• **WHAT TO WORK ON**
Exact reproduction of the data is required, with images excluded.

• **THE DATA**
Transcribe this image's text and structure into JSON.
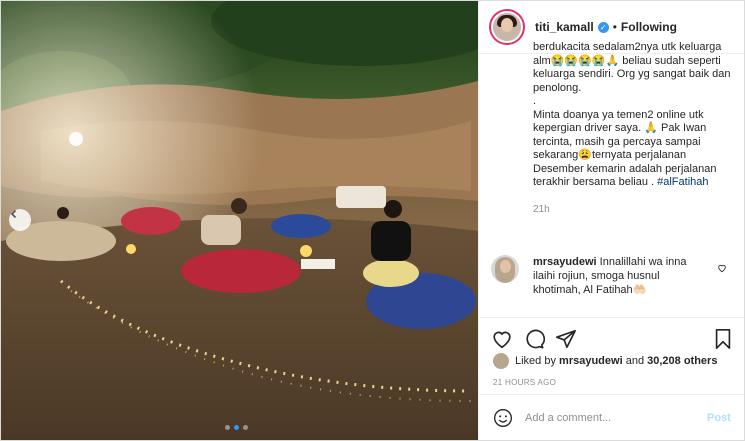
{
  "post": {
    "username": "titi_kamall",
    "verified": true,
    "separator": "•",
    "follow_label": "Following",
    "image_description_icon": "beach-night-photo",
    "carousel": {
      "current": 2,
      "total": 3
    }
  },
  "caption": {
    "lines": [
      "berdukacita sedalam2nya utk keluarga alm😭😭😭😭🙏 beliau sudah seperti keluarga sendiri. Org yg sangat baik dan penolong.",
      ".",
      "Minta doanya ya temen2 online utk kepergian driver saya. 🙏 Pak Iwan tercinta, masih ga percaya sampai sekarang😩ternyata perjalanan Desember kemarin adalah perjalanan terakhir bersama beliau ."
    ],
    "hashtag": "#alFatihah",
    "time": "21h"
  },
  "comment": {
    "username": "mrsayudewi",
    "text": "Innalillahi wa inna ilaihi rojiun, smoga husnul khotimah, Al Fatihah🤲🏻"
  },
  "likes": {
    "prefix": "Liked by",
    "user": "mrsayudewi",
    "and": "and",
    "count": "30,208 others"
  },
  "date": "21 HOURS AGO",
  "add_comment": {
    "placeholder": "Add a comment...",
    "post_label": "Post"
  },
  "colors": {
    "accent": "#3897f0",
    "post_disabled": "#b2dffc",
    "muted": "#8e8e8e"
  }
}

• **ANSWER IN FULL**
Transcribe this image's text and structure into JSON.
{
  "post": {
    "username": "titi_kamall",
    "verified": true,
    "separator": "•",
    "follow_label": "Following",
    "image_description_icon": "beach-night-photo",
    "carousel": {
      "current": 2,
      "total": 3
    }
  },
  "caption": {
    "lines": [
      "berdukacita sedalam2nya utk keluarga alm😭😭😭😭🙏 beliau sudah seperti keluarga sendiri. Org yg sangat baik dan penolong.",
      ".",
      "Minta doanya ya temen2 online utk kepergian driver saya. 🙏 Pak Iwan tercinta, masih ga percaya sampai sekarang😩ternyata perjalanan Desember kemarin adalah perjalanan terakhir bersama beliau ."
    ],
    "hashtag": "#alFatihah",
    "time": "21h"
  },
  "comment": {
    "username": "mrsayudewi",
    "text": "Innalillahi wa inna ilaihi rojiun, smoga husnul khotimah, Al Fatihah🤲🏻"
  },
  "likes": {
    "prefix": "Liked by",
    "user": "mrsayudewi",
    "and": "and",
    "count": "30,208 others"
  },
  "date": "21 HOURS AGO",
  "add_comment": {
    "placeholder": "Add a comment...",
    "post_label": "Post"
  },
  "colors": {
    "accent": "#3897f0",
    "post_disabled": "#b2dffc",
    "muted": "#8e8e8e"
  }
}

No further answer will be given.